• [Given task]
Give again, unaltered, the line with "Transcribe this image's" and all lines that follow it in the listing below, minus any pictures.

══════════

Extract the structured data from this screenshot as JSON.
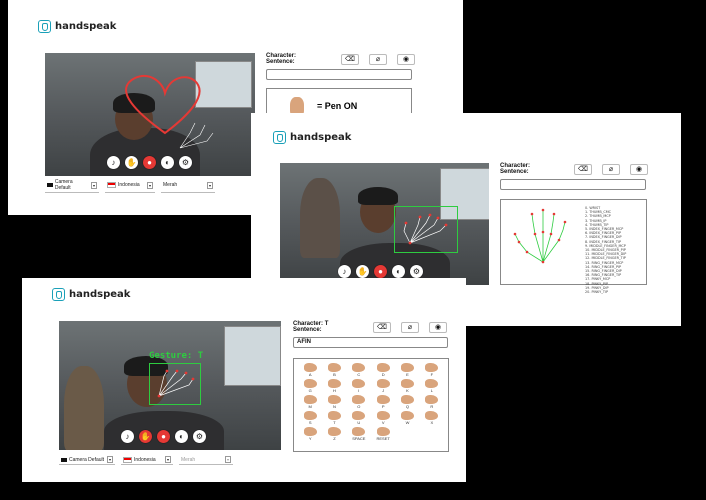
{
  "brand": {
    "name": "handspeak"
  },
  "screens": [
    {
      "controls": {
        "camera": "Camera Default",
        "language": "Indonesia",
        "color": "Merah"
      },
      "panel": {
        "character_label": "Character:",
        "sentence_label": "Sentence:",
        "character_value": "",
        "sentence_value": "",
        "pen_label": "= Pen ON"
      }
    },
    {
      "panel": {
        "character_label": "Character:",
        "sentence_label": "Sentence:",
        "character_value": "",
        "sentence_value": ""
      },
      "landmarks": [
        "0. WRIST",
        "1. THUMB_CMC",
        "2. THUMB_MCP",
        "3. THUMB_IP",
        "4. THUMB_TIP",
        "5. INDEX_FINGER_MCP",
        "6. INDEX_FINGER_PIP",
        "7. INDEX_FINGER_DIP",
        "8. INDEX_FINGER_TIP",
        "9. MIDDLE_FINGER_MCP",
        "10. MIDDLE_FINGER_PIP",
        "11. MIDDLE_FINGER_DIP",
        "12. MIDDLE_FINGER_TIP",
        "13. RING_FINGER_MCP",
        "14. RING_FINGER_PIP",
        "15. RING_FINGER_DIP",
        "16. RING_FINGER_TIP",
        "17. PINKY_MCP",
        "18. PINKY_PIP",
        "19. PINKY_DIP",
        "20. PINKY_TIP"
      ]
    },
    {
      "controls": {
        "camera": "Camera Default",
        "language": "Indonesia",
        "color": "Merah"
      },
      "panel": {
        "character_label": "Character:",
        "character_value": "T",
        "sentence_label": "Sentence:",
        "sentence_value": "AFIN"
      },
      "gesture": "Gesture: T",
      "alphabet": [
        "A",
        "B",
        "C",
        "D",
        "E",
        "F",
        "G",
        "H",
        "I",
        "J",
        "K",
        "L",
        "M",
        "N",
        "O",
        "P",
        "Q",
        "R",
        "S",
        "T",
        "U",
        "V",
        "W",
        "X",
        "Y",
        "Z",
        "SPACE",
        "RESET"
      ]
    }
  ]
}
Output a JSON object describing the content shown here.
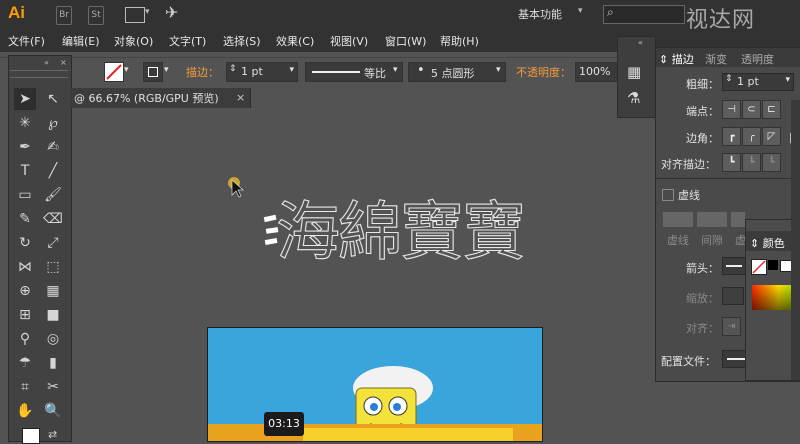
{
  "app": {
    "logo": "Ai",
    "buttons": [
      "Br",
      "St"
    ],
    "workspace": "基本功能",
    "watermark": "视达网"
  },
  "menu": [
    "文件(F)",
    "编辑(E)",
    "对象(O)",
    "文字(T)",
    "选择(S)",
    "效果(C)",
    "视图(V)",
    "窗口(W)",
    "帮助(H)"
  ],
  "control": {
    "stroke_label": "描边：",
    "stroke_value": "1 pt",
    "profile": "等比",
    "brush": "5 点圆形",
    "opacity_label": "不透明度：",
    "opacity_value": "100%"
  },
  "document": {
    "tab_title": "@ 66.67% (RGB/GPU 预览)"
  },
  "artwork": {
    "outline_text": "海綿寶寶",
    "timecode": "03:13"
  },
  "stroke_panel": {
    "tabs": [
      "描边",
      "渐变",
      "透明度"
    ],
    "weight_label": "粗细：",
    "weight_value": "1 pt",
    "cap_label": "端点：",
    "corner_label": "边角：",
    "limit_label": "限",
    "align_label": "对齐描边：",
    "dashed_label": "虚线",
    "dash_fields": [
      "虚线",
      "间隙",
      "虚"
    ],
    "arrow_label": "箭头：",
    "scale_label": "缩放：",
    "align2_label": "对齐：",
    "profile_label": "配置文件：",
    "profile_value": "等比"
  },
  "color_panel": {
    "tab": "颜色",
    "tab2": "颜"
  },
  "colors": {
    "accent": "#f29d38",
    "artboard": "#3aa4dc",
    "logo": "#ff9a00"
  }
}
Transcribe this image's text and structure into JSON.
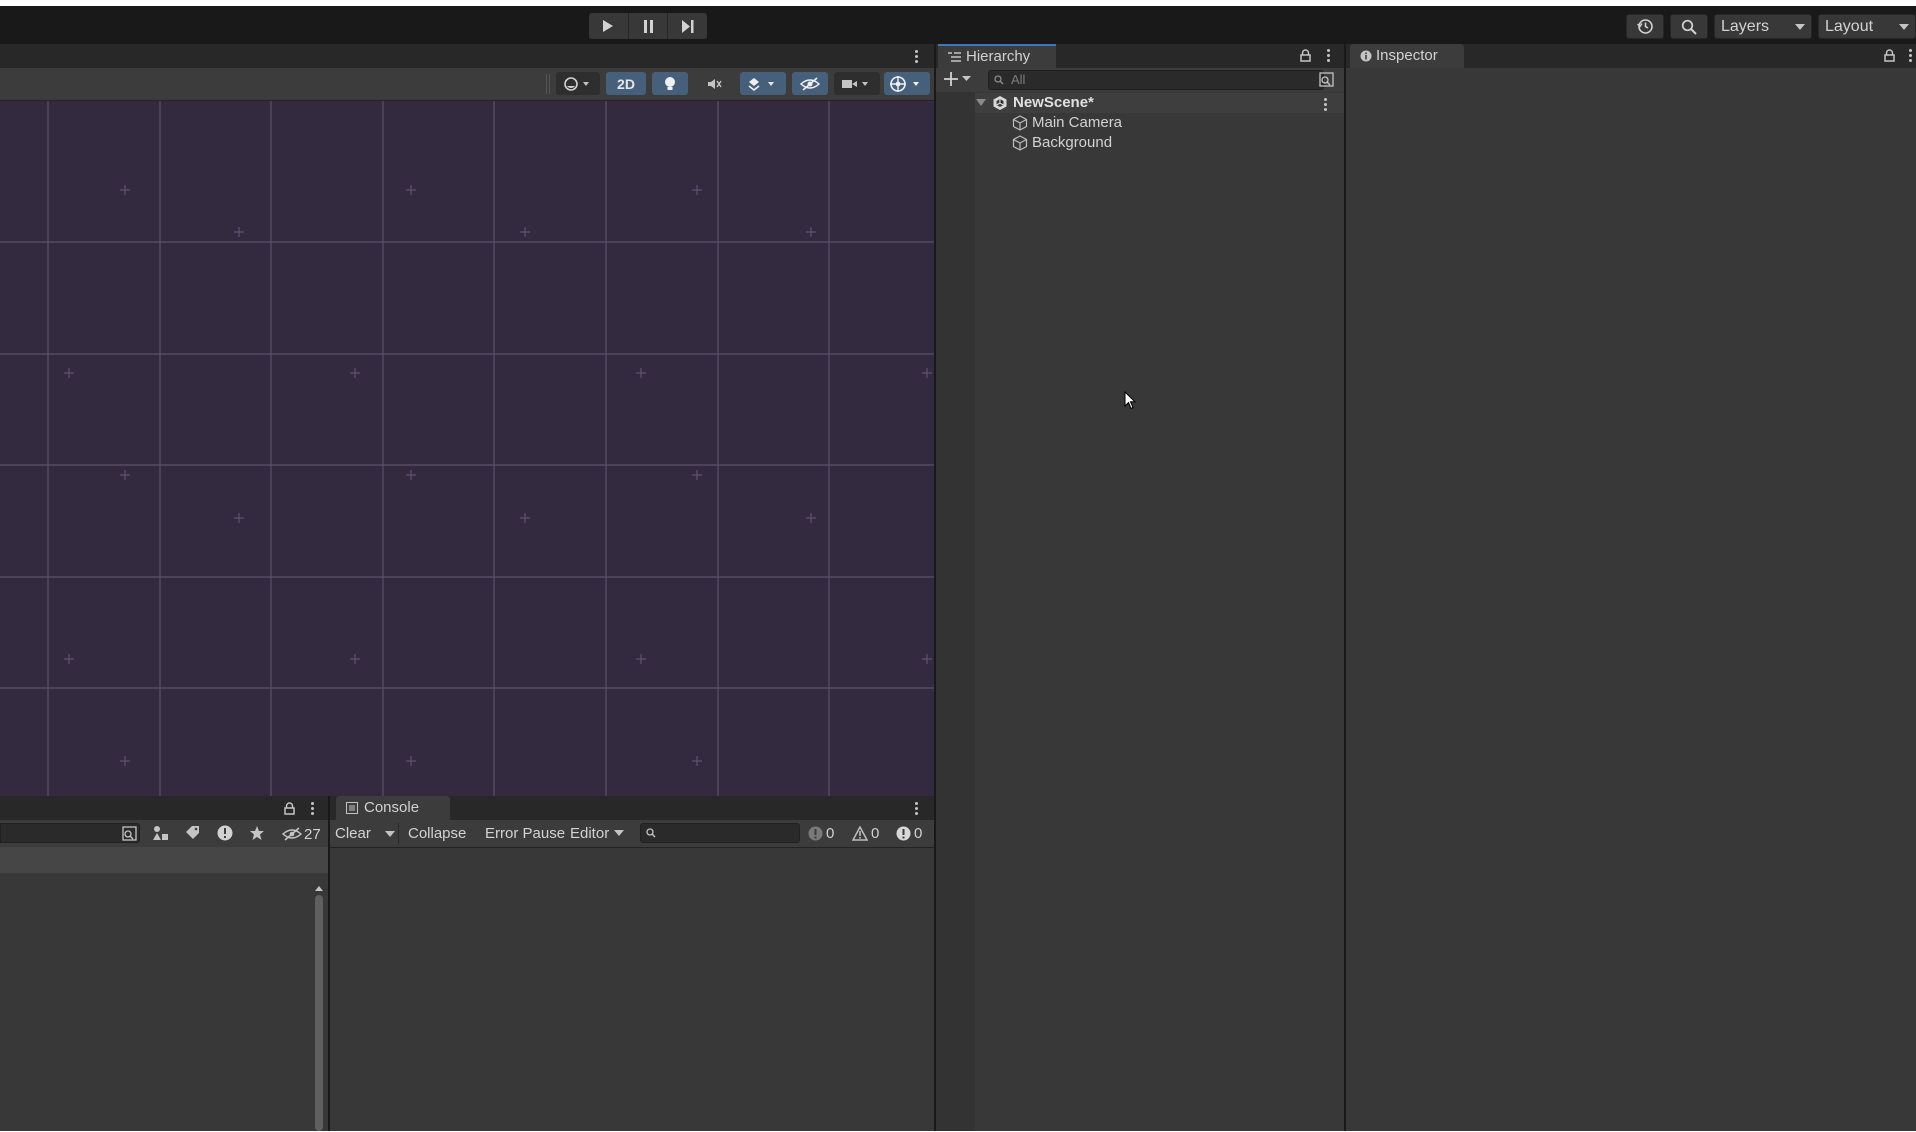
{
  "toolbar": {
    "play_controls": [
      "play-icon",
      "pause-icon",
      "step-icon"
    ],
    "history_icon": "history-icon",
    "search_icon": "search-icon",
    "layers_label": "Layers",
    "layout_label": "Layout"
  },
  "scene": {
    "mode_2d_label": "2D",
    "toolbar_icons": [
      "shading-mode-icon",
      "lighting-icon",
      "audio-icon",
      "effects-icon",
      "hidden-objects-icon",
      "camera-icon",
      "gizmos-icon"
    ]
  },
  "project": {
    "hidden_count": "27"
  },
  "console": {
    "tab_label": "Console",
    "clear_label": "Clear",
    "collapse_label": "Collapse",
    "error_pause_label": "Error Pause",
    "editor_label": "Editor",
    "info_count": "0",
    "warning_count": "0",
    "error_count": "0"
  },
  "hierarchy": {
    "tab_label": "Hierarchy",
    "search_placeholder": "All",
    "scene_name": "NewScene*",
    "items": [
      {
        "label": "Main Camera"
      },
      {
        "label": "Background"
      }
    ]
  },
  "inspector": {
    "tab_label": "Inspector"
  },
  "colors": {
    "scene_background": "#342a40",
    "grid_line": "#5a5068",
    "panel": "#383838",
    "accent": "#3a79bb",
    "toggle_active": "#46607c"
  }
}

══════════

• [Answer to this exercise]
Transcribe this image's text and structure into JSON.
{
  "toolbar": {
    "play_controls": [
      "play-icon",
      "pause-icon",
      "step-icon"
    ],
    "history_icon": "history-icon",
    "search_icon": "search-icon",
    "layers_label": "Layers",
    "layout_label": "Layout"
  },
  "scene": {
    "mode_2d_label": "2D",
    "toolbar_icons": [
      "shading-mode-icon",
      "lighting-icon",
      "audio-icon",
      "effects-icon",
      "hidden-objects-icon",
      "camera-icon",
      "gizmos-icon"
    ]
  },
  "project": {
    "hidden_count": "27"
  },
  "console": {
    "tab_label": "Console",
    "clear_label": "Clear",
    "collapse_label": "Collapse",
    "error_pause_label": "Error Pause",
    "editor_label": "Editor",
    "info_count": "0",
    "warning_count": "0",
    "error_count": "0"
  },
  "hierarchy": {
    "tab_label": "Hierarchy",
    "search_placeholder": "All",
    "scene_name": "NewScene*",
    "items": [
      {
        "label": "Main Camera"
      },
      {
        "label": "Background"
      }
    ]
  },
  "inspector": {
    "tab_label": "Inspector"
  },
  "colors": {
    "scene_background": "#342a40",
    "grid_line": "#5a5068",
    "panel": "#383838",
    "accent": "#3a79bb",
    "toggle_active": "#46607c"
  }
}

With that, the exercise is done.